◆ TASK BRIEF ◆
Retype every entry exactly, character for character.

◆ Excerpt from a dataset ◆

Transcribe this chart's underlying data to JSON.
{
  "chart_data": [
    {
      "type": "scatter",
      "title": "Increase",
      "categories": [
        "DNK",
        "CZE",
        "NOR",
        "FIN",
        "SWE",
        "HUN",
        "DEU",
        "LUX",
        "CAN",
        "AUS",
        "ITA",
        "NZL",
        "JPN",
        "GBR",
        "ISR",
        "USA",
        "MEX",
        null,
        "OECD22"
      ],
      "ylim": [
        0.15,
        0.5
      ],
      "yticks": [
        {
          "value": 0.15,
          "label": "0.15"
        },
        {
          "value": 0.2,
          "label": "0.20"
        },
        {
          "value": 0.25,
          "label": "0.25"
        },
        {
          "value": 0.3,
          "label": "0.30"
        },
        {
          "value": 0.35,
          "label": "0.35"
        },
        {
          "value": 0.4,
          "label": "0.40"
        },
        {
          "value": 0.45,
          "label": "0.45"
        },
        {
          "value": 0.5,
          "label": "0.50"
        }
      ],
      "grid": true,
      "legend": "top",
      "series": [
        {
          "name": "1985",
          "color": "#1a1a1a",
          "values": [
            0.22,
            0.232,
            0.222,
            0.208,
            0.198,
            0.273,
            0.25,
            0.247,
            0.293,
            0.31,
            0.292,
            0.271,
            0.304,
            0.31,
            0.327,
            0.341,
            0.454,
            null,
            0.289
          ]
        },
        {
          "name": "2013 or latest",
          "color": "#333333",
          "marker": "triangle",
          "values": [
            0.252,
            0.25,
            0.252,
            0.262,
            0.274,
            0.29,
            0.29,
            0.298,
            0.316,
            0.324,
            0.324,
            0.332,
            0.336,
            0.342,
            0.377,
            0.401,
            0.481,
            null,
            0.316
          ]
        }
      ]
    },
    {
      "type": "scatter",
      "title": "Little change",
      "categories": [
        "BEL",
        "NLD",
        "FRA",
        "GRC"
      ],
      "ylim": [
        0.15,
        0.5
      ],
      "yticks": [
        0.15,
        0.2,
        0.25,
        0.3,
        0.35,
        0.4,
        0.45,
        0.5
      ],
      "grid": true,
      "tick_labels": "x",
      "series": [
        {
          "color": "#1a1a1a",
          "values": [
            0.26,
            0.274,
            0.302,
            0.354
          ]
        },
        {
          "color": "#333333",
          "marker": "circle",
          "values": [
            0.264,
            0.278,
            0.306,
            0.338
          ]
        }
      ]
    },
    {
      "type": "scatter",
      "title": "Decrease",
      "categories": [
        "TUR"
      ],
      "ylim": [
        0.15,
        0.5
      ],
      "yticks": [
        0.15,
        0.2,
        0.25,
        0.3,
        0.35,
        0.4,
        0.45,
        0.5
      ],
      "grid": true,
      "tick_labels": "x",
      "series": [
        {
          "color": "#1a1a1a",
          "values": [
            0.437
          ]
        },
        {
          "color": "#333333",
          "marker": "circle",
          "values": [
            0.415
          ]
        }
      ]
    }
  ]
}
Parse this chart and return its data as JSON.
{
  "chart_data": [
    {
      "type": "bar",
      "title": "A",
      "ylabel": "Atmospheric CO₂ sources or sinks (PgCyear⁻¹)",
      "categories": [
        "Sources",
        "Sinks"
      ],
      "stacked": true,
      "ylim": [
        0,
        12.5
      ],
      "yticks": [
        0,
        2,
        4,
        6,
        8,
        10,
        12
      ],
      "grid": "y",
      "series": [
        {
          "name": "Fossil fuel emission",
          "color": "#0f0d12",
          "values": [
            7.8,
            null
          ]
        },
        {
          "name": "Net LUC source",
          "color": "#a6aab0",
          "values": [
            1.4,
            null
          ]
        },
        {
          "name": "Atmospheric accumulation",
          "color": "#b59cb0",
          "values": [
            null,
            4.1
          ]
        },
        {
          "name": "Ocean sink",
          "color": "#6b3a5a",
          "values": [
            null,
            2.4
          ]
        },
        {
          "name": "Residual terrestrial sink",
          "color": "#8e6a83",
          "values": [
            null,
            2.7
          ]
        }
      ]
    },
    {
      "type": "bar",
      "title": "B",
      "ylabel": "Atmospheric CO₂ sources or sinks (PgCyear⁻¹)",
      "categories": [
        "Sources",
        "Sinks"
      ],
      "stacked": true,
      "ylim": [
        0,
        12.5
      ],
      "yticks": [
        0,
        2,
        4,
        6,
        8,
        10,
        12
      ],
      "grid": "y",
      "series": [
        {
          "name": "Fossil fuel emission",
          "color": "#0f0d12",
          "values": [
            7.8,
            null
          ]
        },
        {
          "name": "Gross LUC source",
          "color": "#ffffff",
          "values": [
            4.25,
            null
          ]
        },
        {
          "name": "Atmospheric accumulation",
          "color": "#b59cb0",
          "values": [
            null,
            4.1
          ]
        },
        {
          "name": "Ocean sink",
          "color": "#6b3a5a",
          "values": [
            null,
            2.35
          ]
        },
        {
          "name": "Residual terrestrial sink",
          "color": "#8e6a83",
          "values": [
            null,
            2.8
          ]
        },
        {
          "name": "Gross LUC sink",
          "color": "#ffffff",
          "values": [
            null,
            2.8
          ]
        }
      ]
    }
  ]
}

◆ FINAL RESULT ◆
Transcribe this chart's underlying data to JSON.
{
  "chart_data": [
    {
      "type": "scatter",
      "title": "Increase",
      "categories": [
        "DNK",
        "CZE",
        "NOR",
        "FIN",
        "SWE",
        "HUN",
        "DEU",
        "LUX",
        "CAN",
        "AUS",
        "ITA",
        "NZL",
        "JPN",
        "GBR",
        "ISR",
        "USA",
        "MEX",
        null,
        "OECD22"
      ],
      "ylim": [
        0.15,
        0.5
      ],
      "yticks": [
        {
          "value": 0.15,
          "label": "0.15"
        },
        {
          "value": 0.2,
          "label": "0.20"
        },
        {
          "value": 0.25,
          "label": "0.25"
        },
        {
          "value": 0.3,
          "label": "0.30"
        },
        {
          "value": 0.35,
          "label": "0.35"
        },
        {
          "value": 0.4,
          "label": "0.40"
        },
        {
          "value": 0.45,
          "label": "0.45"
        },
        {
          "value": 0.5,
          "label": "0.50"
        }
      ],
      "grid": true,
      "legend": "top",
      "series": [
        {
          "name": "1985",
          "color": "#1a1a1a",
          "values": [
            0.22,
            0.232,
            0.222,
            0.208,
            0.198,
            0.273,
            0.25,
            0.247,
            0.293,
            0.31,
            0.292,
            0.271,
            0.304,
            0.31,
            0.327,
            0.341,
            0.454,
            null,
            0.289
          ]
        },
        {
          "name": "2013 or latest",
          "color": "#333333",
          "marker": "triangle",
          "values": [
            0.252,
            0.25,
            0.252,
            0.262,
            0.274,
            0.29,
            0.29,
            0.298,
            0.316,
            0.324,
            0.324,
            0.332,
            0.336,
            0.342,
            0.377,
            0.401,
            0.481,
            null,
            0.316
          ]
        }
      ]
    },
    {
      "type": "scatter",
      "title": "Little change",
      "categories": [
        "BEL",
        "NLD",
        "FRA",
        "GRC"
      ],
      "ylim": [
        0.15,
        0.5
      ],
      "yticks": [
        0.15,
        0.2,
        0.25,
        0.3,
        0.35,
        0.4,
        0.45,
        0.5
      ],
      "grid": true,
      "tick_labels": "x",
      "series": [
        {
          "color": "#1a1a1a",
          "values": [
            0.26,
            0.274,
            0.302,
            0.354
          ]
        },
        {
          "color": "#333333",
          "marker": "circle",
          "values": [
            0.264,
            0.278,
            0.306,
            0.338
          ]
        }
      ]
    },
    {
      "type": "scatter",
      "title": "Decrease",
      "categories": [
        "TUR"
      ],
      "ylim": [
        0.15,
        0.5
      ],
      "yticks": [
        0.15,
        0.2,
        0.25,
        0.3,
        0.35,
        0.4,
        0.45,
        0.5
      ],
      "grid": true,
      "tick_labels": "x",
      "series": [
        {
          "color": "#1a1a1a",
          "values": [
            0.437
          ]
        },
        {
          "color": "#333333",
          "marker": "circle",
          "values": [
            0.415
          ]
        }
      ]
    }
  ]
}
Parse this chart and return its data as JSON.
{
  "chart_data": [
    {
      "type": "bar",
      "title": "A",
      "ylabel": "Atmospheric CO₂ sources or sinks (PgCyear⁻¹)",
      "categories": [
        "Sources",
        "Sinks"
      ],
      "stacked": true,
      "ylim": [
        0,
        12.5
      ],
      "yticks": [
        0,
        2,
        4,
        6,
        8,
        10,
        12
      ],
      "grid": "y",
      "series": [
        {
          "name": "Fossil fuel emission",
          "color": "#0f0d12",
          "values": [
            7.8,
            null
          ]
        },
        {
          "name": "Net LUC source",
          "color": "#a6aab0",
          "values": [
            1.4,
            null
          ]
        },
        {
          "name": "Atmospheric accumulation",
          "color": "#b59cb0",
          "values": [
            null,
            4.1
          ]
        },
        {
          "name": "Ocean sink",
          "color": "#6b3a5a",
          "values": [
            null,
            2.4
          ]
        },
        {
          "name": "Residual terrestrial sink",
          "color": "#8e6a83",
          "values": [
            null,
            2.7
          ]
        }
      ]
    },
    {
      "type": "bar",
      "title": "B",
      "ylabel": "Atmospheric CO₂ sources or sinks (PgCyear⁻¹)",
      "categories": [
        "Sources",
        "Sinks"
      ],
      "stacked": true,
      "ylim": [
        0,
        12.5
      ],
      "yticks": [
        0,
        2,
        4,
        6,
        8,
        10,
        12
      ],
      "grid": "y",
      "series": [
        {
          "name": "Fossil fuel emission",
          "color": "#0f0d12",
          "values": [
            7.8,
            null
          ]
        },
        {
          "name": "Gross LUC source",
          "color": "#ffffff",
          "values": [
            4.25,
            null
          ]
        },
        {
          "name": "Atmospheric accumulation",
          "color": "#b59cb0",
          "values": [
            null,
            4.1
          ]
        },
        {
          "name": "Ocean sink",
          "color": "#6b3a5a",
          "values": [
            null,
            2.35
          ]
        },
        {
          "name": "Residual terrestrial sink",
          "color": "#8e6a83",
          "values": [
            null,
            2.8
          ]
        },
        {
          "name": "Gross LUC sink",
          "color": "#ffffff",
          "values": [
            null,
            2.8
          ]
        }
      ]
    }
  ]
}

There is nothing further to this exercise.